Reproduce the listing verbatim.
▬▬▬
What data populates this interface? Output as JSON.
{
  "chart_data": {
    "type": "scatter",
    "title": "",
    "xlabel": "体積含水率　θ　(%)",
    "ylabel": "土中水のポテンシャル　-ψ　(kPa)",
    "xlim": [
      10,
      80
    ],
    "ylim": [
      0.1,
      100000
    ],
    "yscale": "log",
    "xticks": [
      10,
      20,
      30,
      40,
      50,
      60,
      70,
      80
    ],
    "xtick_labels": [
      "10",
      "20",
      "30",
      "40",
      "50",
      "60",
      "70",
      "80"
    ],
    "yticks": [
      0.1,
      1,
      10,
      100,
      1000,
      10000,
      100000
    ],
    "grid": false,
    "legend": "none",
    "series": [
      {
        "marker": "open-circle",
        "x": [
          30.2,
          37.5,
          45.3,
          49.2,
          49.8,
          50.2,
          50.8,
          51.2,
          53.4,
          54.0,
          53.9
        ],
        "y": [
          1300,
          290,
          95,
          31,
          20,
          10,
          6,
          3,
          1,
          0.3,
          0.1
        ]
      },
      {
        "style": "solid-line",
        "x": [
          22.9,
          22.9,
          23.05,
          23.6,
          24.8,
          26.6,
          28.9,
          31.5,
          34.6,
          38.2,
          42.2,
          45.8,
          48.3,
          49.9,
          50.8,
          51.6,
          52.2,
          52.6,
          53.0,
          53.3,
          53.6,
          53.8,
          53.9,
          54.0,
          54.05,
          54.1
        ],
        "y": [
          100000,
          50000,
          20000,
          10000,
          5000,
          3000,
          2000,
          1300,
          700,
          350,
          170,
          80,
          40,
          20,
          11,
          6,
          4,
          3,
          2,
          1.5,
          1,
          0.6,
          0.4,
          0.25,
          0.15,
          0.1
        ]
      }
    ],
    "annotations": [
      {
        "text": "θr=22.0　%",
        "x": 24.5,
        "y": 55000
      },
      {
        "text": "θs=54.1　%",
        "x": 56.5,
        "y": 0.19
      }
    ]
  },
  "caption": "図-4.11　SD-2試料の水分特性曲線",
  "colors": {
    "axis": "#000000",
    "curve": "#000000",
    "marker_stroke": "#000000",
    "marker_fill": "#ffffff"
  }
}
▬▬▬
_OUTPUT FOR THIS EXERCISE_
What data populates this interface? Output as JSON.
{
  "chart_data": {
    "type": "scatter",
    "title": "",
    "xlabel": "体積含水率　θ　(%)",
    "ylabel": "土中水のポテンシャル　-ψ　(kPa)",
    "xlim": [
      10,
      80
    ],
    "ylim": [
      0.1,
      100000
    ],
    "yscale": "log",
    "xticks": [
      10,
      20,
      30,
      40,
      50,
      60,
      70,
      80
    ],
    "xtick_labels": [
      "10",
      "20",
      "30",
      "40",
      "50",
      "60",
      "70",
      "80"
    ],
    "yticks": [
      0.1,
      1,
      10,
      100,
      1000,
      10000,
      100000
    ],
    "grid": false,
    "legend": "none",
    "series": [
      {
        "marker": "open-circle",
        "x": [
          30.2,
          37.5,
          45.3,
          49.2,
          49.8,
          50.2,
          50.8,
          51.2,
          53.4,
          54.0,
          53.9
        ],
        "y": [
          1300,
          290,
          95,
          31,
          20,
          10,
          6,
          3,
          1,
          0.3,
          0.1
        ]
      },
      {
        "style": "solid-line",
        "x": [
          22.9,
          22.9,
          23.05,
          23.6,
          24.8,
          26.6,
          28.9,
          31.5,
          34.6,
          38.2,
          42.2,
          45.8,
          48.3,
          49.9,
          50.8,
          51.6,
          52.2,
          52.6,
          53.0,
          53.3,
          53.6,
          53.8,
          53.9,
          54.0,
          54.05,
          54.1
        ],
        "y": [
          100000,
          50000,
          20000,
          10000,
          5000,
          3000,
          2000,
          1300,
          700,
          350,
          170,
          80,
          40,
          20,
          11,
          6,
          4,
          3,
          2,
          1.5,
          1,
          0.6,
          0.4,
          0.25,
          0.15,
          0.1
        ]
      }
    ],
    "annotations": [
      {
        "text": "θr=22.0　%",
        "x": 24.5,
        "y": 55000
      },
      {
        "text": "θs=54.1　%",
        "x": 56.5,
        "y": 0.19
      }
    ]
  },
  "caption": "図-4.11　SD-2試料の水分特性曲線",
  "colors": {
    "axis": "#000000",
    "curve": "#000000",
    "marker_stroke": "#000000",
    "marker_fill": "#ffffff"
  }
}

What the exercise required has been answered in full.